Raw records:

☆ ☆ ☆ ☆ ☆

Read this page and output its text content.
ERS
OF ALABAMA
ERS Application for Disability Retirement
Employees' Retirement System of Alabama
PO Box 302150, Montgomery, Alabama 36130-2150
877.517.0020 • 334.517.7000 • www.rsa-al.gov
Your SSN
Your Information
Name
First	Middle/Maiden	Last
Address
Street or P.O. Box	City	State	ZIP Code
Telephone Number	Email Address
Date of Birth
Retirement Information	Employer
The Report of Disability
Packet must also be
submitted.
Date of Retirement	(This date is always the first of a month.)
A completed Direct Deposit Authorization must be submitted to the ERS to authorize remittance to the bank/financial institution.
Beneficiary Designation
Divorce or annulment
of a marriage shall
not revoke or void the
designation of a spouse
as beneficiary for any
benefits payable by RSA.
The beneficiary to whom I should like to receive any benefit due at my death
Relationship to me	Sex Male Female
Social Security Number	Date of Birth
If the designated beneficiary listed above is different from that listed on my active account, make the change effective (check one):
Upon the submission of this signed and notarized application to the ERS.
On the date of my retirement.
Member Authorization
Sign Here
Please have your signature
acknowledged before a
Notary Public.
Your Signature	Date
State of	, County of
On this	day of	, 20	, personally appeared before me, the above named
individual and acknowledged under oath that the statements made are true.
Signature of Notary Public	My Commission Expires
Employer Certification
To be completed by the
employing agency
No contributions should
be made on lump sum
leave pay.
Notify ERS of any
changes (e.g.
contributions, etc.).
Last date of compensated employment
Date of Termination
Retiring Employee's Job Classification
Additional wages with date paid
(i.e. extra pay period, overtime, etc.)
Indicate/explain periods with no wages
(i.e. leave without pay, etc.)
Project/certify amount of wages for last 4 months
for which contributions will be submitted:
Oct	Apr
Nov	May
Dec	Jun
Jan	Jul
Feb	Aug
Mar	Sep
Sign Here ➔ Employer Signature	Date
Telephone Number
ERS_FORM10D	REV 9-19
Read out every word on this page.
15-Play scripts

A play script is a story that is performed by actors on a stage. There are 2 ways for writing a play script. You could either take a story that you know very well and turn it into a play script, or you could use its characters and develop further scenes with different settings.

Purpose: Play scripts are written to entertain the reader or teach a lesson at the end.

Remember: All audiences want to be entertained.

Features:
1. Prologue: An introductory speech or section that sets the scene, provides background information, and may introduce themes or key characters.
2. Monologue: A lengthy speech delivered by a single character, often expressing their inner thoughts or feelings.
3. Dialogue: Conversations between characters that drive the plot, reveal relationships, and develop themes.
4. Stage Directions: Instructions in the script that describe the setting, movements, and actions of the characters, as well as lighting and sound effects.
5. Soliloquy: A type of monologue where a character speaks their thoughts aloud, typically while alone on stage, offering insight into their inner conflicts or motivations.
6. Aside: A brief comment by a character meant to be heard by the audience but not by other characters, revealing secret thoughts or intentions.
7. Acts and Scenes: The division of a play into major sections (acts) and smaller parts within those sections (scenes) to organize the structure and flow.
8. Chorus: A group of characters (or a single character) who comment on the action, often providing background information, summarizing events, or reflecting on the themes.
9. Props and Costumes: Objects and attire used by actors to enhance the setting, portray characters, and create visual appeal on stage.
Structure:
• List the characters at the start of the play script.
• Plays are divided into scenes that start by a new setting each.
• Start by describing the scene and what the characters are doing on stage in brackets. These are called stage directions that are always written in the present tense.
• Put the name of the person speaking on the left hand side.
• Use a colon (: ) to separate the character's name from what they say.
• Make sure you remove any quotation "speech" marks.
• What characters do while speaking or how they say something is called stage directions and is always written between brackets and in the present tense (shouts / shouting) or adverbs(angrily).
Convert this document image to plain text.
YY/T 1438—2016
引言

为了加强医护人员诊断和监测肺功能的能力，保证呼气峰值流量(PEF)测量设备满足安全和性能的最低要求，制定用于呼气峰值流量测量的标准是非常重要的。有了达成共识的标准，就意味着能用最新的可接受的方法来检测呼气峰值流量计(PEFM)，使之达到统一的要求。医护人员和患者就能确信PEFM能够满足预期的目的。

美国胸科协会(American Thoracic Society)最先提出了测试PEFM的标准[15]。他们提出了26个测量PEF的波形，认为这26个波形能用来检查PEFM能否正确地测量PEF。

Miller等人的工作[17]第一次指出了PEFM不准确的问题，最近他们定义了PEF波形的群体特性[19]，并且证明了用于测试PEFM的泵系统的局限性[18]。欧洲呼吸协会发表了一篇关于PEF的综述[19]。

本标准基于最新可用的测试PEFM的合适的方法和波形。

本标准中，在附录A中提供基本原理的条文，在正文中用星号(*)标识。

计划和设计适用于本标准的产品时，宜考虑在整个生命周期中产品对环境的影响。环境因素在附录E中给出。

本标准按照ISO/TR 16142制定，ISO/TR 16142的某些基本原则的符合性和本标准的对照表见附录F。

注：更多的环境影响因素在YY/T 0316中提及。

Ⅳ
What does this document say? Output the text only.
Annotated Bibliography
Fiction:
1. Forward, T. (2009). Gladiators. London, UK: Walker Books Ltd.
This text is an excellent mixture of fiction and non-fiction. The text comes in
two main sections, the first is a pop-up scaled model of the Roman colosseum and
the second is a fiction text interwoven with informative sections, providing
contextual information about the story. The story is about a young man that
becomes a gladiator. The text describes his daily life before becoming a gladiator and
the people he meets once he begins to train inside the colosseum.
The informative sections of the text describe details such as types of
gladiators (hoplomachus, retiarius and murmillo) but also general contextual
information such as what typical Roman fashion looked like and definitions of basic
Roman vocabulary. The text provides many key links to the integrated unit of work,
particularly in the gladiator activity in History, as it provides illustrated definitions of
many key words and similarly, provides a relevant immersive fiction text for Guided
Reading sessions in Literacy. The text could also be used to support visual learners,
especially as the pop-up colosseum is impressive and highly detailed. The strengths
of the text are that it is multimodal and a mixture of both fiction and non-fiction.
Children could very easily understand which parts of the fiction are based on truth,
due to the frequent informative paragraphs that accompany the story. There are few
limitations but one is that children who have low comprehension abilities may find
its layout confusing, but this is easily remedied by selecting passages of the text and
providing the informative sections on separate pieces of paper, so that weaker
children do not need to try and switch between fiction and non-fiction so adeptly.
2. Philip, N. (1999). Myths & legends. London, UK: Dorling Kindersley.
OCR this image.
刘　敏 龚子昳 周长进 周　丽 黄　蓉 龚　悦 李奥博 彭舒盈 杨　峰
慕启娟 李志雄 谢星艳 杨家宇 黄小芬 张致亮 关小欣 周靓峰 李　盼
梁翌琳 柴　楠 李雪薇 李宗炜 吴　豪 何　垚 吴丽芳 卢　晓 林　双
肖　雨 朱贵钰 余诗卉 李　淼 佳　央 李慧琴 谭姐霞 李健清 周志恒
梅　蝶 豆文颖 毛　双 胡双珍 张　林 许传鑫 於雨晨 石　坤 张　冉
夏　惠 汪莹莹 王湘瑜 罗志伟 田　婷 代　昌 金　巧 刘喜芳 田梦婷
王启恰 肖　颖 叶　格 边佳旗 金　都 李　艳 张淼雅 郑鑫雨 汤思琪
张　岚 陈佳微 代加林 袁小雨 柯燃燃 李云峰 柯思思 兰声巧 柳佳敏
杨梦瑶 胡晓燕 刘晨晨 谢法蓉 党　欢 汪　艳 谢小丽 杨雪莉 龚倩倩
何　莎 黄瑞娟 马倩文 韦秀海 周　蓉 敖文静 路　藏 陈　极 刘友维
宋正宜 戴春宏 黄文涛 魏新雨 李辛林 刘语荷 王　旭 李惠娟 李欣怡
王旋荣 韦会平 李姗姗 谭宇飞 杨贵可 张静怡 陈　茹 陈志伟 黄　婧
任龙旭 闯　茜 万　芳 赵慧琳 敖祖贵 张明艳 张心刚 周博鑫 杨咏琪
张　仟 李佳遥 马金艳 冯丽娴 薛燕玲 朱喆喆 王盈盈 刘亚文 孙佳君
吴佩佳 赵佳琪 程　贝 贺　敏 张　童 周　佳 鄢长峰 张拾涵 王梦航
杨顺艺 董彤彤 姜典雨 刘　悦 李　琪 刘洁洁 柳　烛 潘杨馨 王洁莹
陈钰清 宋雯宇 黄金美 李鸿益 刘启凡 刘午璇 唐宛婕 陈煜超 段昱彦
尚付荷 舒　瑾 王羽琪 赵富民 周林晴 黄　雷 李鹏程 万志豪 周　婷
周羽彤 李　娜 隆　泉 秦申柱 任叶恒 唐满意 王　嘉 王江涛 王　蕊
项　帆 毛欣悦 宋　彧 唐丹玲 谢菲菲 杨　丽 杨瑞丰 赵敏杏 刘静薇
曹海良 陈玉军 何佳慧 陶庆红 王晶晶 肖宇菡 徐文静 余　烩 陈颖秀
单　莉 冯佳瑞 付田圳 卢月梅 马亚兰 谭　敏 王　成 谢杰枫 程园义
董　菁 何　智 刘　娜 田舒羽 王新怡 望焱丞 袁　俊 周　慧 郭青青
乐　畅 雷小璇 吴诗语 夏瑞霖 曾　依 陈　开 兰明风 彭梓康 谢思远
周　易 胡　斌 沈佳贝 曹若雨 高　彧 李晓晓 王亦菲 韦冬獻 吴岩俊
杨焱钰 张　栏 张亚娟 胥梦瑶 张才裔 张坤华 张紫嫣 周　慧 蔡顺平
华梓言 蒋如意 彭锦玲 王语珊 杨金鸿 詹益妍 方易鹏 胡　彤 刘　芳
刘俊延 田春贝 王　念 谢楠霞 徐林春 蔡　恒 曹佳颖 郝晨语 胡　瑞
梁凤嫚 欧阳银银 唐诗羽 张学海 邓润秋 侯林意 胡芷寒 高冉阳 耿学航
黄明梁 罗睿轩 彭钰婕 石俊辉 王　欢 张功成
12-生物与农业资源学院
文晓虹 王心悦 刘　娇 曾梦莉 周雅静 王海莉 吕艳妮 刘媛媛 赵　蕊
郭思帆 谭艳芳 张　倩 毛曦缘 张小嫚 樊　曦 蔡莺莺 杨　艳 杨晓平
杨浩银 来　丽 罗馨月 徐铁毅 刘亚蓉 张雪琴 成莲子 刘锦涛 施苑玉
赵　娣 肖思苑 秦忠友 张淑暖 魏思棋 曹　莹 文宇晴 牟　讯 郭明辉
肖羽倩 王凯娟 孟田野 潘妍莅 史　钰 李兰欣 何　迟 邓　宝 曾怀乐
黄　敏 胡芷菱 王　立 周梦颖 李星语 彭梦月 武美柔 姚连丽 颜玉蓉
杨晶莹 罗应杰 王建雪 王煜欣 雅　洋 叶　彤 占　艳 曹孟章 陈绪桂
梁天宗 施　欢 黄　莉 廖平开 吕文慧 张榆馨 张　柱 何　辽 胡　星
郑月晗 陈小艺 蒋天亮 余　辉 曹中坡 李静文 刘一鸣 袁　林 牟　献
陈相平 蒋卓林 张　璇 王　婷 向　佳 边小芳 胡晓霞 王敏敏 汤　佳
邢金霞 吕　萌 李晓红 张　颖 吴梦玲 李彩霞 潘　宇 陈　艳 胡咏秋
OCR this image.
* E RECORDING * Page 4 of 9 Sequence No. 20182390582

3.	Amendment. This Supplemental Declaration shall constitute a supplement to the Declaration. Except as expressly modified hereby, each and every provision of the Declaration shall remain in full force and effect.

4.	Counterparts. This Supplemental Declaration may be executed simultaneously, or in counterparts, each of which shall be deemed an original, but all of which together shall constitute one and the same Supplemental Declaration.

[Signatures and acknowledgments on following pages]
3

☆ ☆ ☆ ☆ ☆

Work instructions:
Pick out every line of the listing containing the word "also", and show those lines.

Full solution:
Packet must also be
gladiators (hoplomachus, retiarius and murmillo) but also general contextual
Reading sessions in Literacy. The text could also be used to support visual learners,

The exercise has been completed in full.